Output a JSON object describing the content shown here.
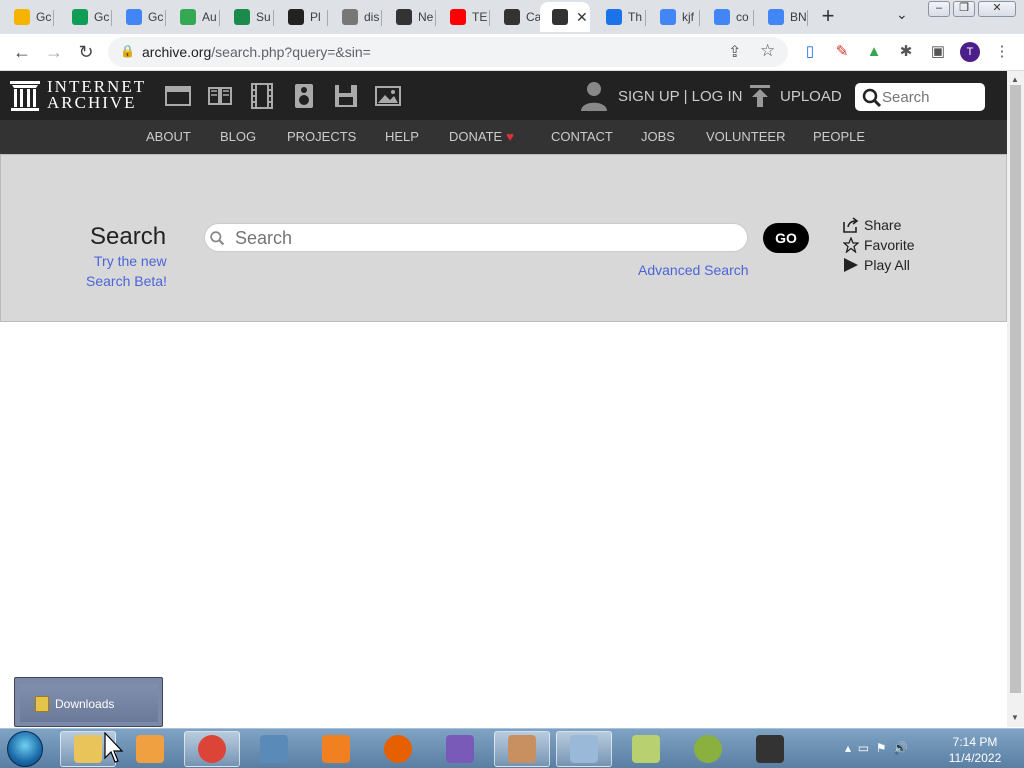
{
  "browser": {
    "tabs": [
      {
        "title": "Gc",
        "icon": "google-slides-icon",
        "color": "#f4b400"
      },
      {
        "title": "Gc",
        "icon": "google-sheets-icon",
        "color": "#0f9d58"
      },
      {
        "title": "Gc",
        "icon": "google-docs-icon",
        "color": "#4285f4"
      },
      {
        "title": "Au",
        "icon": "google-drive-icon",
        "color": "#34a853"
      },
      {
        "title": "Su",
        "icon": "bird-icon",
        "color": "#1c8a4a"
      },
      {
        "title": "Pl",
        "icon": "ea-icon",
        "color": "#222222"
      },
      {
        "title": "dis",
        "icon": "globe-icon",
        "color": "#777777"
      },
      {
        "title": "Ne",
        "icon": "github-icon",
        "color": "#333333"
      },
      {
        "title": "TE",
        "icon": "youtube-icon",
        "color": "#ff0000"
      },
      {
        "title": "Ca",
        "icon": "archive-icon",
        "color": "#333333"
      },
      {
        "title": "",
        "icon": "archive-icon",
        "color": "#333333",
        "active": true
      },
      {
        "title": "Th",
        "icon": "lightning-icon",
        "color": "#1a73e8"
      },
      {
        "title": "kjf",
        "icon": "google-icon",
        "color": "#4285f4"
      },
      {
        "title": "co",
        "icon": "google-icon",
        "color": "#4285f4"
      },
      {
        "title": "BN",
        "icon": "google-icon",
        "color": "#4285f4"
      }
    ],
    "url_host": "archive.org",
    "url_path": "/search.php?query=&sin=",
    "profile_initial": "T"
  },
  "ia": {
    "logo_line1": "INTERNET",
    "logo_line2": "ARCHIVE",
    "signup": "SIGN UP | LOG IN",
    "upload": "UPLOAD",
    "search_placeholder": "Search",
    "nav": [
      "ABOUT",
      "BLOG",
      "PROJECTS",
      "HELP",
      "DONATE",
      "CONTACT",
      "JOBS",
      "VOLUNTEER",
      "PEOPLE"
    ]
  },
  "search_panel": {
    "title": "Search",
    "beta_line1": "Try the new",
    "beta_line2": "Search Beta!",
    "input_placeholder": "Search",
    "go_label": "GO",
    "advanced": "Advanced Search",
    "share": "Share",
    "favorite": "Favorite",
    "play_all": "Play All"
  },
  "downloads_popup": {
    "label": "Downloads"
  },
  "taskbar": {
    "clock_time": "7:14 PM",
    "clock_date": "11/4/2022",
    "apps": [
      "file-explorer-icon",
      "media-player-icon",
      "chrome-icon",
      "network-icon",
      "vlc-icon",
      "firefox-icon",
      "pidgin-icon",
      "paint-icon",
      "notepad-icon",
      "map-icon",
      "play-icon",
      "camcorder-icon"
    ]
  },
  "colors": {
    "ia_dark": "#222222",
    "ia_nav": "#333333",
    "link_blue": "#4b64d8",
    "heart": "#e0313b"
  }
}
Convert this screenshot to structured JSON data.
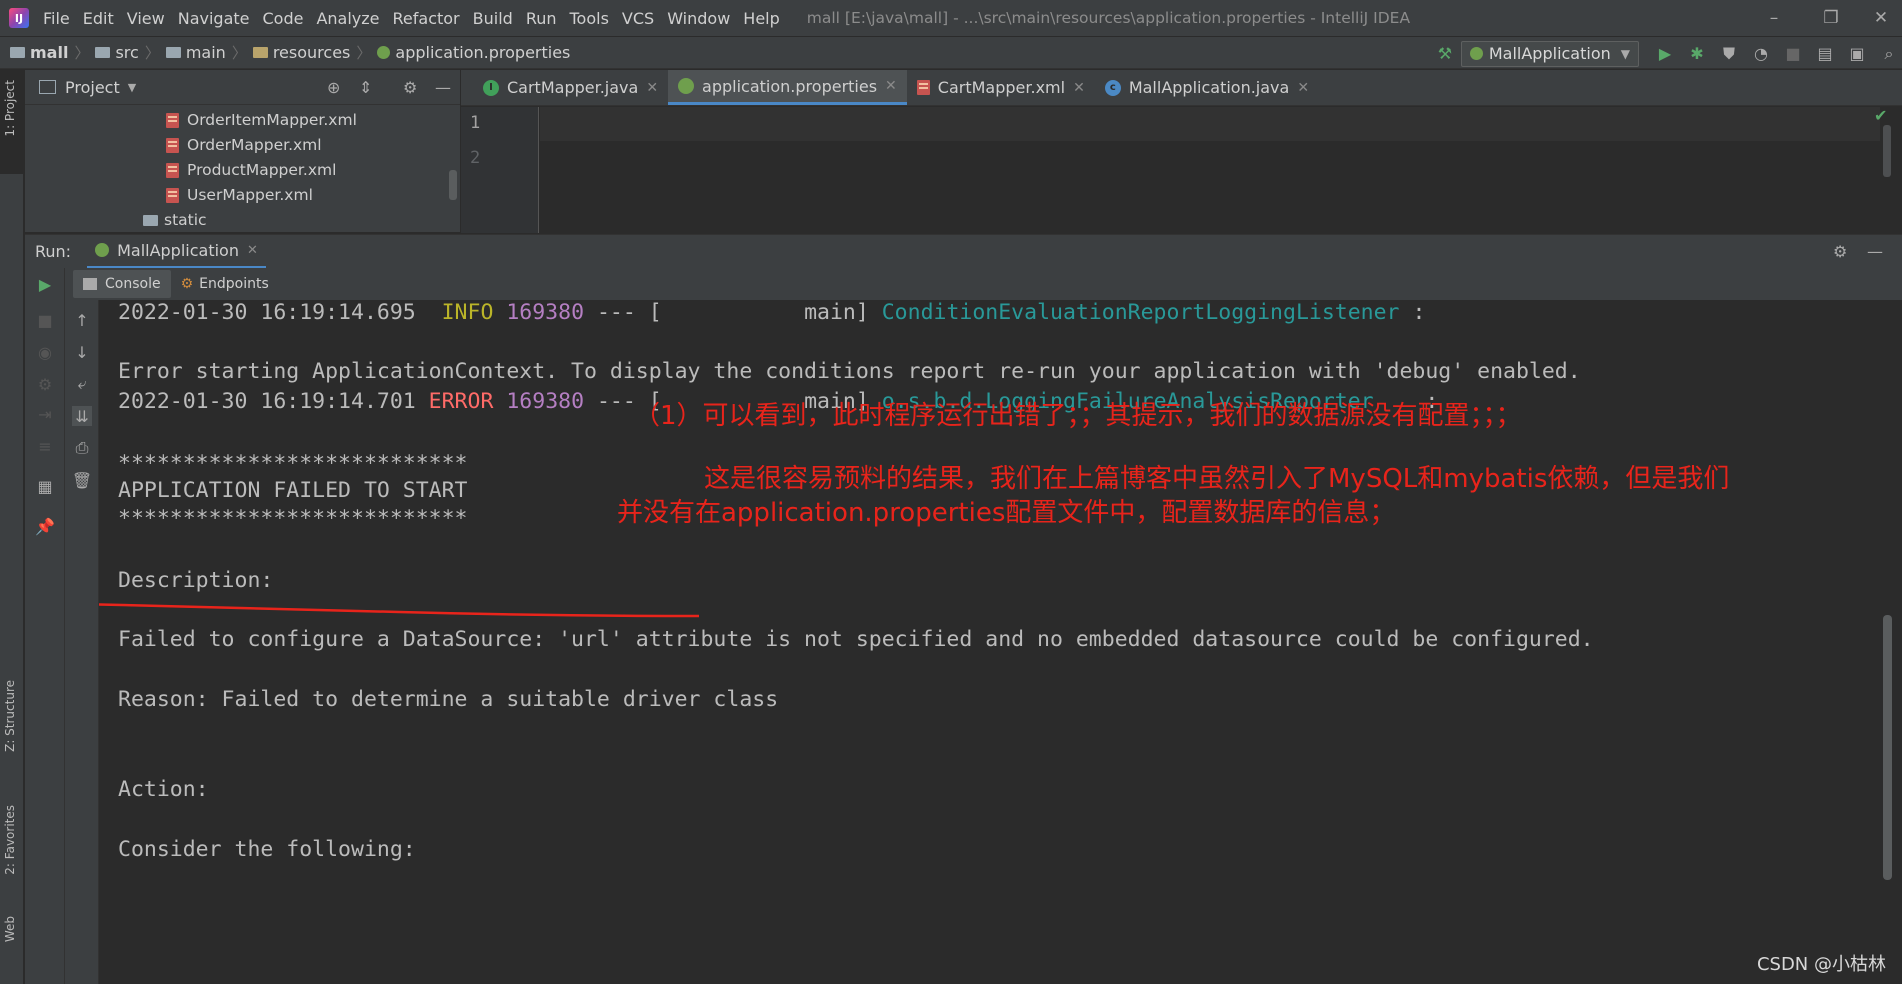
####################
* **TASK**: Look through the records and gather each line with the word "JSON".

* **EXERCISE RESULT**:
Output a JSON object describing the content shown here.
Convert this screenshot to structured JSON data.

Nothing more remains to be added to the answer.